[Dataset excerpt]

------------------------

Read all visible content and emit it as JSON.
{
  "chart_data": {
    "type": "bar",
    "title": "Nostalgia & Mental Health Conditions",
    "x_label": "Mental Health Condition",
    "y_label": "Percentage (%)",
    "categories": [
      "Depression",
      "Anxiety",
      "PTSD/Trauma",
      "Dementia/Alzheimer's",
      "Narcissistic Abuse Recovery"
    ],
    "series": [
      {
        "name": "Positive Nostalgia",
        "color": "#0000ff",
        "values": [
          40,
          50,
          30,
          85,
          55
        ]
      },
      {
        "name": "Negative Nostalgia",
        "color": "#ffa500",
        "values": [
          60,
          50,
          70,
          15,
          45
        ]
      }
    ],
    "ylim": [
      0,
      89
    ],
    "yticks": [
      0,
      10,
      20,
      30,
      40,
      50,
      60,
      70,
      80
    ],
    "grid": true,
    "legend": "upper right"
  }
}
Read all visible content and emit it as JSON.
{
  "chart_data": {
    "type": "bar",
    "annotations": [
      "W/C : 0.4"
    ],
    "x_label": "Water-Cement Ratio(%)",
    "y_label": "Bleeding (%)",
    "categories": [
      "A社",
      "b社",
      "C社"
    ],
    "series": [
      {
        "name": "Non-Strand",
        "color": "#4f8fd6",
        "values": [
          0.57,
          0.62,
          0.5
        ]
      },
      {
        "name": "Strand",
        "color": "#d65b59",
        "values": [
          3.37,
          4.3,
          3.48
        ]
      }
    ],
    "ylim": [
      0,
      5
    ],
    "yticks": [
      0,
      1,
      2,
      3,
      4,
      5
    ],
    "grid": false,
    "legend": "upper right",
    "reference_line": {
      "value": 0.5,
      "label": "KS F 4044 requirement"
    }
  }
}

------------------------

Each line above must be printed exactly as it appears.

Read all visible content and emit it as JSON.
{
  "chart_data": {
    "type": "bar",
    "title": "Nostalgia & Mental Health Conditions",
    "x_label": "Mental Health Condition",
    "y_label": "Percentage (%)",
    "categories": [
      "Depression",
      "Anxiety",
      "PTSD/Trauma",
      "Dementia/Alzheimer's",
      "Narcissistic Abuse Recovery"
    ],
    "series": [
      {
        "name": "Positive Nostalgia",
        "color": "#0000ff",
        "values": [
          40,
          50,
          30,
          85,
          55
        ]
      },
      {
        "name": "Negative Nostalgia",
        "color": "#ffa500",
        "values": [
          60,
          50,
          70,
          15,
          45
        ]
      }
    ],
    "ylim": [
      0,
      89
    ],
    "yticks": [
      0,
      10,
      20,
      30,
      40,
      50,
      60,
      70,
      80
    ],
    "grid": true,
    "legend": "upper right"
  }
}
Read all visible content and emit it as JSON.
{
  "chart_data": {
    "type": "bar",
    "annotations": [
      "W/C : 0.4"
    ],
    "x_label": "Water-Cement Ratio(%)",
    "y_label": "Bleeding (%)",
    "categories": [
      "A社",
      "b社",
      "C社"
    ],
    "series": [
      {
        "name": "Non-Strand",
        "color": "#4f8fd6",
        "values": [
          0.57,
          0.62,
          0.5
        ]
      },
      {
        "name": "Strand",
        "color": "#d65b59",
        "values": [
          3.37,
          4.3,
          3.48
        ]
      }
    ],
    "ylim": [
      0,
      5
    ],
    "yticks": [
      0,
      1,
      2,
      3,
      4,
      5
    ],
    "grid": false,
    "legend": "upper right",
    "reference_line": {
      "value": 0.5,
      "label": "KS F 4044 requirement"
    }
  }
}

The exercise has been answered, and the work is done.